Brief
Without the pictures, give the entries below again exactly as written.

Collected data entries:
....................

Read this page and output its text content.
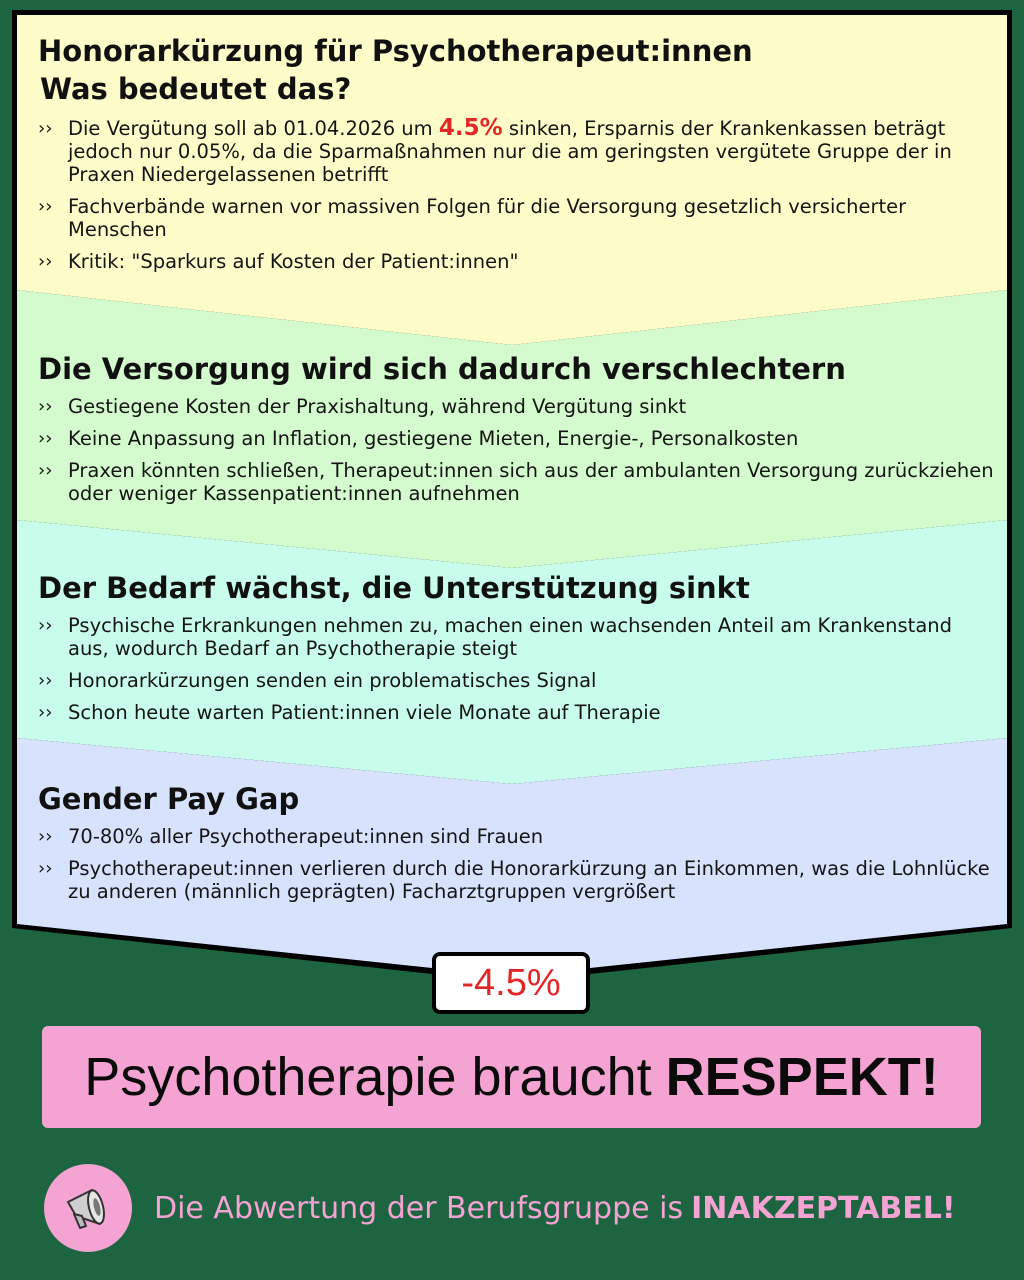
Honorarkürzung für Psychotherapeut:innen
Was bedeutet das?
›› Die Vergütung soll ab 01.04.2026 um 4.5% sinken, Ersparnis der Krankenkassen beträgt jedoch nur 0.05%, da die Sparmaßnahmen nur die am geringsten vergütete Gruppe der in Praxen Niedergelassenen betrifft
›› Fachverbände warnen vor massiven Folgen für die Versorgung gesetzlich versicherter Menschen
›› Kritik: "Sparkurs auf Kosten der Patient:innen"
Die Versorgung wird sich dadurch verschlechtern
›› Gestiegene Kosten der Praxishaltung, während Vergütung sinkt
›› Keine Anpassung an Inflation, gestiegene Mieten, Energie-, Personalkosten
›› Praxen könnten schließen, Therapeut:innen sich aus der ambulanten Versorgung zurückziehen oder weniger Kassenpatient:innen aufnehmen
Der Bedarf wächst, die Unterstützung sinkt
›› Psychische Erkrankungen nehmen zu, machen einen wachsenden Anteil am Krankenstand aus, wodurch Bedarf an Psychotherapie steigt
›› Honorarkürzungen senden ein problematisches Signal
›› Schon heute warten Patient:innen viele Monate auf Therapie
Gender Pay Gap
›› 70-80% aller Psychotherapeut:innen sind Frauen
›› Psychotherapeut:innen verlieren durch die Honorarkürzung an Einkommen, was die Lohnlücke zu anderen (männlich geprägten) Facharztgruppen vergrößert
-4.5%
Psychotherapie braucht RESPEKT!
Die Abwertung der Berufsgruppe is INAKZEPTABEL!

....................

Completed task
Read this page and output its text content.
Honorarkürzung für Psychotherapeut:innen
Was bedeutet das?
›› Die Vergütung soll ab 01.04.2026 um 4.5% sinken, Ersparnis der Krankenkassen beträgt jedoch nur 0.05%, da die Sparmaßnahmen nur die am geringsten vergütete Gruppe der in Praxen Niedergelassenen betrifft
›› Fachverbände warnen vor massiven Folgen für die Versorgung gesetzlich versicherter Menschen
›› Kritik: "Sparkurs auf Kosten der Patient:innen"
Die Versorgung wird sich dadurch verschlechtern
›› Gestiegene Kosten der Praxishaltung, während Vergütung sinkt
›› Keine Anpassung an Inflation, gestiegene Mieten, Energie-, Personalkosten
›› Praxen könnten schließen, Therapeut:innen sich aus der ambulanten Versorgung zurückziehen oder weniger Kassenpatient:innen aufnehmen
Der Bedarf wächst, die Unterstützung sinkt
›› Psychische Erkrankungen nehmen zu, machen einen wachsenden Anteil am Krankenstand aus, wodurch Bedarf an Psychotherapie steigt
›› Honorarkürzungen senden ein problematisches Signal
›› Schon heute warten Patient:innen viele Monate auf Therapie
Gender Pay Gap
›› 70-80% aller Psychotherapeut:innen sind Frauen
›› Psychotherapeut:innen verlieren durch die Honorarkürzung an Einkommen, was die Lohnlücke zu anderen (männlich geprägten) Facharztgruppen vergrößert
-4.5%
Psychotherapie braucht RESPEKT!
Die Abwertung der Berufsgruppe is INAKZEPTABEL!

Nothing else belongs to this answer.